- Brief
The records below are to be quoted in full; please keep every word exact.

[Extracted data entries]
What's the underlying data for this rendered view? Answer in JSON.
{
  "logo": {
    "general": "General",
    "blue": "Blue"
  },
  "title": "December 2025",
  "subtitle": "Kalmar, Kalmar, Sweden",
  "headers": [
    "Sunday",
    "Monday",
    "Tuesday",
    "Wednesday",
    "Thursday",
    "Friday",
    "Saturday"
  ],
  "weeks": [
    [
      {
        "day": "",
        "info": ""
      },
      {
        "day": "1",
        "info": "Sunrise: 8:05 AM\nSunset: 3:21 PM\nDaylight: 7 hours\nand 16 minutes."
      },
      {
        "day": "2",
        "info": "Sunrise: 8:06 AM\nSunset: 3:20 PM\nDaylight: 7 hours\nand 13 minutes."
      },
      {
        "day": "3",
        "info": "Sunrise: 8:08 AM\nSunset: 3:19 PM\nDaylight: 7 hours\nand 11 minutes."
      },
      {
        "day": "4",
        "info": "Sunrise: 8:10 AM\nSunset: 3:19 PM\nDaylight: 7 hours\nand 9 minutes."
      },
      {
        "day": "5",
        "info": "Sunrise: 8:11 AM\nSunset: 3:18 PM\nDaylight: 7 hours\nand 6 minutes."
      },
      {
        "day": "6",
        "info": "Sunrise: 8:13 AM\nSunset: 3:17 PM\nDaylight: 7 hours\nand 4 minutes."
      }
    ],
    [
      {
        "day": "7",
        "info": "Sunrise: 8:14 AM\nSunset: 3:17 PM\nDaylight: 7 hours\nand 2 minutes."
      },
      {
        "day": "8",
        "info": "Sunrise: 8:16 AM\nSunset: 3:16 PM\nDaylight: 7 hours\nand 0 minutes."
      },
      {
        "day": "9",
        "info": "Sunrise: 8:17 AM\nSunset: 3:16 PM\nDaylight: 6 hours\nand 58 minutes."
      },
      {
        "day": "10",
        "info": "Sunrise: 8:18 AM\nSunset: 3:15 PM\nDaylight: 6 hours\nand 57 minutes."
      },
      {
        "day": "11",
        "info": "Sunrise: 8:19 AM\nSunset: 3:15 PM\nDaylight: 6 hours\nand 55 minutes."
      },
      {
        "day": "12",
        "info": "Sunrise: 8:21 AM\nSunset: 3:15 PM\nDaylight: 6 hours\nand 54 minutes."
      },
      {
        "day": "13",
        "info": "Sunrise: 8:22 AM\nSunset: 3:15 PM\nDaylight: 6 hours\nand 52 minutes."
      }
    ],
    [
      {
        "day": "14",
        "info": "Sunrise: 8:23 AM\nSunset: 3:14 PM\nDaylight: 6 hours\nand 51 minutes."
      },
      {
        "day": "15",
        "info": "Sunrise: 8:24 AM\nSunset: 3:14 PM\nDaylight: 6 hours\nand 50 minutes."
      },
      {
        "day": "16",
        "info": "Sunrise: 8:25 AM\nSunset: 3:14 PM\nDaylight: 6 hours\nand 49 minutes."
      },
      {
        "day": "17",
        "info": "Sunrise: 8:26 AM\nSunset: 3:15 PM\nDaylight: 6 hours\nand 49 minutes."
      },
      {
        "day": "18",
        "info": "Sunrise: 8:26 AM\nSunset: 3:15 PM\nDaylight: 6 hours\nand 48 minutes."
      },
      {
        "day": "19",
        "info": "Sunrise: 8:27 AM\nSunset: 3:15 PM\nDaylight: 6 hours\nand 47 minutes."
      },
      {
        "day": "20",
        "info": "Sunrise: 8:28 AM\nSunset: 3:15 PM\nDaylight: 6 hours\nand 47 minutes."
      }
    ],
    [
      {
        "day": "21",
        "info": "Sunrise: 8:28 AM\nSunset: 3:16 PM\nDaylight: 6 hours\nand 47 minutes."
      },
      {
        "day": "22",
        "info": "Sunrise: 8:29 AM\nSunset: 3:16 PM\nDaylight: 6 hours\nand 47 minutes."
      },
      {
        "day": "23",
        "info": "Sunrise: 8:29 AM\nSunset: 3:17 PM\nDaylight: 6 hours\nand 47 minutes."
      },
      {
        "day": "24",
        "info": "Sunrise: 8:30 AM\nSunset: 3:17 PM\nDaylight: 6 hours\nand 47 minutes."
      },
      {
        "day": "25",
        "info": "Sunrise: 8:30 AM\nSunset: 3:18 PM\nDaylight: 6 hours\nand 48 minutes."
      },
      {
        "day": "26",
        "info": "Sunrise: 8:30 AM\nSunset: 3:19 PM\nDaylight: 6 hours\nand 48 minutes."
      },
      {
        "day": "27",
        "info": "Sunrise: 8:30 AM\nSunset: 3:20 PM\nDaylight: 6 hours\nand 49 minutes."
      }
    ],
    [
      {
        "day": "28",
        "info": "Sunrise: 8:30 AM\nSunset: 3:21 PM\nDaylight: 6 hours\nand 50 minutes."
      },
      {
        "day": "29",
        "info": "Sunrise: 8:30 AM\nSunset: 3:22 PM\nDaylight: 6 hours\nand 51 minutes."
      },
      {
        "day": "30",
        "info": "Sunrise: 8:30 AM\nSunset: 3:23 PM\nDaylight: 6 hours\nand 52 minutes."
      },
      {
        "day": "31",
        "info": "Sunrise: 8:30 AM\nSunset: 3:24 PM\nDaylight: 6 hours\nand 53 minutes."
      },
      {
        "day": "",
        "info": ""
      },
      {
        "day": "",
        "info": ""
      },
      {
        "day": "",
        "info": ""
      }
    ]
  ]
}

- Result for this exercise
What's the underlying data for this rendered view? Answer in JSON.
{
  "logo": {
    "general": "General",
    "blue": "Blue"
  },
  "title": "December 2025",
  "subtitle": "Kalmar, Kalmar, Sweden",
  "headers": [
    "Sunday",
    "Monday",
    "Tuesday",
    "Wednesday",
    "Thursday",
    "Friday",
    "Saturday"
  ],
  "weeks": [
    [
      {
        "day": "",
        "info": ""
      },
      {
        "day": "1",
        "info": "Sunrise: 8:05 AM\nSunset: 3:21 PM\nDaylight: 7 hours\nand 16 minutes."
      },
      {
        "day": "2",
        "info": "Sunrise: 8:06 AM\nSunset: 3:20 PM\nDaylight: 7 hours\nand 13 minutes."
      },
      {
        "day": "3",
        "info": "Sunrise: 8:08 AM\nSunset: 3:19 PM\nDaylight: 7 hours\nand 11 minutes."
      },
      {
        "day": "4",
        "info": "Sunrise: 8:10 AM\nSunset: 3:19 PM\nDaylight: 7 hours\nand 9 minutes."
      },
      {
        "day": "5",
        "info": "Sunrise: 8:11 AM\nSunset: 3:18 PM\nDaylight: 7 hours\nand 6 minutes."
      },
      {
        "day": "6",
        "info": "Sunrise: 8:13 AM\nSunset: 3:17 PM\nDaylight: 7 hours\nand 4 minutes."
      }
    ],
    [
      {
        "day": "7",
        "info": "Sunrise: 8:14 AM\nSunset: 3:17 PM\nDaylight: 7 hours\nand 2 minutes."
      },
      {
        "day": "8",
        "info": "Sunrise: 8:16 AM\nSunset: 3:16 PM\nDaylight: 7 hours\nand 0 minutes."
      },
      {
        "day": "9",
        "info": "Sunrise: 8:17 AM\nSunset: 3:16 PM\nDaylight: 6 hours\nand 58 minutes."
      },
      {
        "day": "10",
        "info": "Sunrise: 8:18 AM\nSunset: 3:15 PM\nDaylight: 6 hours\nand 57 minutes."
      },
      {
        "day": "11",
        "info": "Sunrise: 8:19 AM\nSunset: 3:15 PM\nDaylight: 6 hours\nand 55 minutes."
      },
      {
        "day": "12",
        "info": "Sunrise: 8:21 AM\nSunset: 3:15 PM\nDaylight: 6 hours\nand 54 minutes."
      },
      {
        "day": "13",
        "info": "Sunrise: 8:22 AM\nSunset: 3:15 PM\nDaylight: 6 hours\nand 52 minutes."
      }
    ],
    [
      {
        "day": "14",
        "info": "Sunrise: 8:23 AM\nSunset: 3:14 PM\nDaylight: 6 hours\nand 51 minutes."
      },
      {
        "day": "15",
        "info": "Sunrise: 8:24 AM\nSunset: 3:14 PM\nDaylight: 6 hours\nand 50 minutes."
      },
      {
        "day": "16",
        "info": "Sunrise: 8:25 AM\nSunset: 3:14 PM\nDaylight: 6 hours\nand 49 minutes."
      },
      {
        "day": "17",
        "info": "Sunrise: 8:26 AM\nSunset: 3:15 PM\nDaylight: 6 hours\nand 49 minutes."
      },
      {
        "day": "18",
        "info": "Sunrise: 8:26 AM\nSunset: 3:15 PM\nDaylight: 6 hours\nand 48 minutes."
      },
      {
        "day": "19",
        "info": "Sunrise: 8:27 AM\nSunset: 3:15 PM\nDaylight: 6 hours\nand 47 minutes."
      },
      {
        "day": "20",
        "info": "Sunrise: 8:28 AM\nSunset: 3:15 PM\nDaylight: 6 hours\nand 47 minutes."
      }
    ],
    [
      {
        "day": "21",
        "info": "Sunrise: 8:28 AM\nSunset: 3:16 PM\nDaylight: 6 hours\nand 47 minutes."
      },
      {
        "day": "22",
        "info": "Sunrise: 8:29 AM\nSunset: 3:16 PM\nDaylight: 6 hours\nand 47 minutes."
      },
      {
        "day": "23",
        "info": "Sunrise: 8:29 AM\nSunset: 3:17 PM\nDaylight: 6 hours\nand 47 minutes."
      },
      {
        "day": "24",
        "info": "Sunrise: 8:30 AM\nSunset: 3:17 PM\nDaylight: 6 hours\nand 47 minutes."
      },
      {
        "day": "25",
        "info": "Sunrise: 8:30 AM\nSunset: 3:18 PM\nDaylight: 6 hours\nand 48 minutes."
      },
      {
        "day": "26",
        "info": "Sunrise: 8:30 AM\nSunset: 3:19 PM\nDaylight: 6 hours\nand 48 minutes."
      },
      {
        "day": "27",
        "info": "Sunrise: 8:30 AM\nSunset: 3:20 PM\nDaylight: 6 hours\nand 49 minutes."
      }
    ],
    [
      {
        "day": "28",
        "info": "Sunrise: 8:30 AM\nSunset: 3:21 PM\nDaylight: 6 hours\nand 50 minutes."
      },
      {
        "day": "29",
        "info": "Sunrise: 8:30 AM\nSunset: 3:22 PM\nDaylight: 6 hours\nand 51 minutes."
      },
      {
        "day": "30",
        "info": "Sunrise: 8:30 AM\nSunset: 3:23 PM\nDaylight: 6 hours\nand 52 minutes."
      },
      {
        "day": "31",
        "info": "Sunrise: 8:30 AM\nSunset: 3:24 PM\nDaylight: 6 hours\nand 53 minutes."
      },
      {
        "day": "",
        "info": ""
      },
      {
        "day": "",
        "info": ""
      },
      {
        "day": "",
        "info": ""
      }
    ]
  ]
}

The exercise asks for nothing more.